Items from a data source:
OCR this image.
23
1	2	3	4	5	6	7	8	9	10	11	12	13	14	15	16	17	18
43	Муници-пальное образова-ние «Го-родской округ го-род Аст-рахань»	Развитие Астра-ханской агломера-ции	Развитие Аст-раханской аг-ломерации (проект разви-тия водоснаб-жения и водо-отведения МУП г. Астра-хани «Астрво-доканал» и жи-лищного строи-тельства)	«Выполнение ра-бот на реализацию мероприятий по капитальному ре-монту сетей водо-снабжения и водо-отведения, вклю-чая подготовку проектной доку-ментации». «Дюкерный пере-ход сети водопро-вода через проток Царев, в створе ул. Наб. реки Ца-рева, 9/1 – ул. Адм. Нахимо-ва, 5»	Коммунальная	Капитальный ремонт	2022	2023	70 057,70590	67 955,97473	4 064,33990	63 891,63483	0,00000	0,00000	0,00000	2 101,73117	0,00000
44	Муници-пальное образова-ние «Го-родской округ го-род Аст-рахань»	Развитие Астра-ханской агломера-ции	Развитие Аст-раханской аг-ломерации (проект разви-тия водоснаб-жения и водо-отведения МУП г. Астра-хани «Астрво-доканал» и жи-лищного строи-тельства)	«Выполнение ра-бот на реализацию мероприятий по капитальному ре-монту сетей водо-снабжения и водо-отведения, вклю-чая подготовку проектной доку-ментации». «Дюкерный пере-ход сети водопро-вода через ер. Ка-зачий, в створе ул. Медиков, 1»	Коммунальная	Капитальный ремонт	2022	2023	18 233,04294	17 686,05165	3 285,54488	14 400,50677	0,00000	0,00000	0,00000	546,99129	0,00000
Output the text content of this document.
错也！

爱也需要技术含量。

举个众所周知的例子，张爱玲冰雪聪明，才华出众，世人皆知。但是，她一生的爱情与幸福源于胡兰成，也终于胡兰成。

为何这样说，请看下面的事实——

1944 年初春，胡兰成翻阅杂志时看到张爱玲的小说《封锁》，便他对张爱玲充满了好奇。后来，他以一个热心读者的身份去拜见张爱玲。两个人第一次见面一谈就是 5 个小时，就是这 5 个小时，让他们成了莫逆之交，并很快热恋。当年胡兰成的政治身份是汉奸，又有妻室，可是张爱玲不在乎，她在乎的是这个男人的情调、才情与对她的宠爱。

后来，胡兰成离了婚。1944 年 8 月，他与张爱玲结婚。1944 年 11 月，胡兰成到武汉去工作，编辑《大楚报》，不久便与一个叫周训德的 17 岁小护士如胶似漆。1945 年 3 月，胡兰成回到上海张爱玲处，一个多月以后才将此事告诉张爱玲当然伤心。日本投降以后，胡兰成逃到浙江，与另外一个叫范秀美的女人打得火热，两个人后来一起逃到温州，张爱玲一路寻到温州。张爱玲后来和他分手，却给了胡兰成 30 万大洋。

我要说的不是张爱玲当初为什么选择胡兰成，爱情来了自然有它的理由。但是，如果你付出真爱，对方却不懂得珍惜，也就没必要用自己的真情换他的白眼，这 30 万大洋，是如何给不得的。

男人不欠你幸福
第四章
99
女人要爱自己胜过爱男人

THE PROBLEM
Return all of the data exactly as it reads.

TASK RESULT
OCR this image.
23
1	2	3	4	5	6	7	8	9	10	11	12	13	14	15	16	17	18
43	Муници-пальное образова-ние «Го-родской округ го-род Аст-рахань»	Развитие Астра-ханской агломера-ции	Развитие Аст-раханской аг-ломерации (проект разви-тия водоснаб-жения и водо-отведения МУП г. Астра-хани «Астрво-доканал» и жи-лищного строи-тельства)	«Выполнение ра-бот на реализацию мероприятий по капитальному ре-монту сетей водо-снабжения и водо-отведения, вклю-чая подготовку проектной доку-ментации». «Дюкерный пере-ход сети водопро-вода через проток Царев, в створе ул. Наб. реки Ца-рева, 9/1 – ул. Адм. Нахимо-ва, 5»	Коммунальная	Капитальный ремонт	2022	2023	70 057,70590	67 955,97473	4 064,33990	63 891,63483	0,00000	0,00000	0,00000	2 101,73117	0,00000
44	Муници-пальное образова-ние «Го-родской округ го-род Аст-рахань»	Развитие Астра-ханской агломера-ции	Развитие Аст-раханской аг-ломерации (проект разви-тия водоснаб-жения и водо-отведения МУП г. Астра-хани «Астрво-доканал» и жи-лищного строи-тельства)	«Выполнение ра-бот на реализацию мероприятий по капитальному ре-монту сетей водо-снабжения и водо-отведения, вклю-чая подготовку проектной доку-ментации». «Дюкерный пере-ход сети водопро-вода через ер. Ка-зачий, в створе ул. Медиков, 1»	Коммунальная	Капитальный ремонт	2022	2023	18 233,04294	17 686,05165	3 285,54488	14 400,50677	0,00000	0,00000	0,00000	546,99129	0,00000
Output the text content of this document.
错也！

爱也需要技术含量。

举个众所周知的例子，张爱玲冰雪聪明，才华出众，世人皆知。但是，她一生的爱情与幸福源于胡兰成，也终于胡兰成。

为何这样说，请看下面的事实——

1944 年初春，胡兰成翻阅杂志时看到张爱玲的小说《封锁》，便他对张爱玲充满了好奇。后来，他以一个热心读者的身份去拜见张爱玲。两个人第一次见面一谈就是 5 个小时，就是这 5 个小时，让他们成了莫逆之交，并很快热恋。当年胡兰成的政治身份是汉奸，又有妻室，可是张爱玲不在乎，她在乎的是这个男人的情调、才情与对她的宠爱。

后来，胡兰成离了婚。1944 年 8 月，他与张爱玲结婚。1944 年 11 月，胡兰成到武汉去工作，编辑《大楚报》，不久便与一个叫周训德的 17 岁小护士如胶似漆。1945 年 3 月，胡兰成回到上海张爱玲处，一个多月以后才将此事告诉张爱玲当然伤心。日本投降以后，胡兰成逃到浙江，与另外一个叫范秀美的女人打得火热，两个人后来一起逃到温州，张爱玲一路寻到温州。张爱玲后来和他分手，却给了胡兰成 30 万大洋。

我要说的不是张爱玲当初为什么选择胡兰成，爱情来了自然有它的理由。但是，如果你付出真爱，对方却不懂得珍惜，也就没必要用自己的真情换他的白眼，这 30 万大洋，是如何给不得的。

男人不欠你幸福
第四章
99
女人要爱自己胜过爱男人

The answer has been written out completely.